### [Aim]
Every record here should be printed again exactly.

┄┄┄┄┄┄┄┄┄┄┄┄┄┄┄┄┄┄┄┄

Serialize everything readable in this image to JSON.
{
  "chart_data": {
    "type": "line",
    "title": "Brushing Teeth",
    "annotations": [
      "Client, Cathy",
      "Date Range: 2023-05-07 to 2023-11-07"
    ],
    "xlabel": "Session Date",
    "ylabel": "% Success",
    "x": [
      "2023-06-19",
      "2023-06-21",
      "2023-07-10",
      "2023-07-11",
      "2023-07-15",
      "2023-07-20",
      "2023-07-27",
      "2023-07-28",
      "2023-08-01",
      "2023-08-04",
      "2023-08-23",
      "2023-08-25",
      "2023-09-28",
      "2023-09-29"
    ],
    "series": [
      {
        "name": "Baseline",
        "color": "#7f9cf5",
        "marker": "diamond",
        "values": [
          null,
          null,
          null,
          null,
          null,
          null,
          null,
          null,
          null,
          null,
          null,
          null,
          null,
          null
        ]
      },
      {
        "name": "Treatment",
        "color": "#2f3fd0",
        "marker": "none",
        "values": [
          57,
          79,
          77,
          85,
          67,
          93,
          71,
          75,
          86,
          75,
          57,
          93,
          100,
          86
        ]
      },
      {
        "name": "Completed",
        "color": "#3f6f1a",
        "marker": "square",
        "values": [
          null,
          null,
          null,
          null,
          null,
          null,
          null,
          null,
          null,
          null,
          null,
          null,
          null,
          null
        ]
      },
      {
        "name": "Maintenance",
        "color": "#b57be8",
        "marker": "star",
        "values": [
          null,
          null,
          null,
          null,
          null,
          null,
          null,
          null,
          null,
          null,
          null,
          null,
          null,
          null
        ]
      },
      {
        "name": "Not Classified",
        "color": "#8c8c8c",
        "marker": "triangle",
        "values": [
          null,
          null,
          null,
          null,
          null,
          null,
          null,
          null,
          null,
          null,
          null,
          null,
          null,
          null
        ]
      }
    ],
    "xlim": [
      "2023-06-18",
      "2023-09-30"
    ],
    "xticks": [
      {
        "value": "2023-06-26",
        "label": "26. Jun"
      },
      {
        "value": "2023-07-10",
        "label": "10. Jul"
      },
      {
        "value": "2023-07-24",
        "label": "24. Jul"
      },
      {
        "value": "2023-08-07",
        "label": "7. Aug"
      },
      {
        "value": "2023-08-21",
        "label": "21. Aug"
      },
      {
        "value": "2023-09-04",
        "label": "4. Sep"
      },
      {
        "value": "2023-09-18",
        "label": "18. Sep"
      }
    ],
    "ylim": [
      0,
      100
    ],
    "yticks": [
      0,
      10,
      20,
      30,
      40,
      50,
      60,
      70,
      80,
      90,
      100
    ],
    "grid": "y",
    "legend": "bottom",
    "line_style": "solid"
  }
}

┄┄┄┄┄┄┄┄┄┄┄┄┄┄┄┄┄┄┄┄

### [Written solution]
Serialize everything readable in this image to JSON.
{
  "chart_data": {
    "type": "line",
    "title": "Brushing Teeth",
    "annotations": [
      "Client, Cathy",
      "Date Range: 2023-05-07 to 2023-11-07"
    ],
    "xlabel": "Session Date",
    "ylabel": "% Success",
    "x": [
      "2023-06-19",
      "2023-06-21",
      "2023-07-10",
      "2023-07-11",
      "2023-07-15",
      "2023-07-20",
      "2023-07-27",
      "2023-07-28",
      "2023-08-01",
      "2023-08-04",
      "2023-08-23",
      "2023-08-25",
      "2023-09-28",
      "2023-09-29"
    ],
    "series": [
      {
        "name": "Baseline",
        "color": "#7f9cf5",
        "marker": "diamond",
        "values": [
          null,
          null,
          null,
          null,
          null,
          null,
          null,
          null,
          null,
          null,
          null,
          null,
          null,
          null
        ]
      },
      {
        "name": "Treatment",
        "color": "#2f3fd0",
        "marker": "none",
        "values": [
          57,
          79,
          77,
          85,
          67,
          93,
          71,
          75,
          86,
          75,
          57,
          93,
          100,
          86
        ]
      },
      {
        "name": "Completed",
        "color": "#3f6f1a",
        "marker": "square",
        "values": [
          null,
          null,
          null,
          null,
          null,
          null,
          null,
          null,
          null,
          null,
          null,
          null,
          null,
          null
        ]
      },
      {
        "name": "Maintenance",
        "color": "#b57be8",
        "marker": "star",
        "values": [
          null,
          null,
          null,
          null,
          null,
          null,
          null,
          null,
          null,
          null,
          null,
          null,
          null,
          null
        ]
      },
      {
        "name": "Not Classified",
        "color": "#8c8c8c",
        "marker": "triangle",
        "values": [
          null,
          null,
          null,
          null,
          null,
          null,
          null,
          null,
          null,
          null,
          null,
          null,
          null,
          null
        ]
      }
    ],
    "xlim": [
      "2023-06-18",
      "2023-09-30"
    ],
    "xticks": [
      {
        "value": "2023-06-26",
        "label": "26. Jun"
      },
      {
        "value": "2023-07-10",
        "label": "10. Jul"
      },
      {
        "value": "2023-07-24",
        "label": "24. Jul"
      },
      {
        "value": "2023-08-07",
        "label": "7. Aug"
      },
      {
        "value": "2023-08-21",
        "label": "21. Aug"
      },
      {
        "value": "2023-09-04",
        "label": "4. Sep"
      },
      {
        "value": "2023-09-18",
        "label": "18. Sep"
      }
    ],
    "ylim": [
      0,
      100
    ],
    "yticks": [
      0,
      10,
      20,
      30,
      40,
      50,
      60,
      70,
      80,
      90,
      100
    ],
    "grid": "y",
    "legend": "bottom",
    "line_style": "solid"
  }
}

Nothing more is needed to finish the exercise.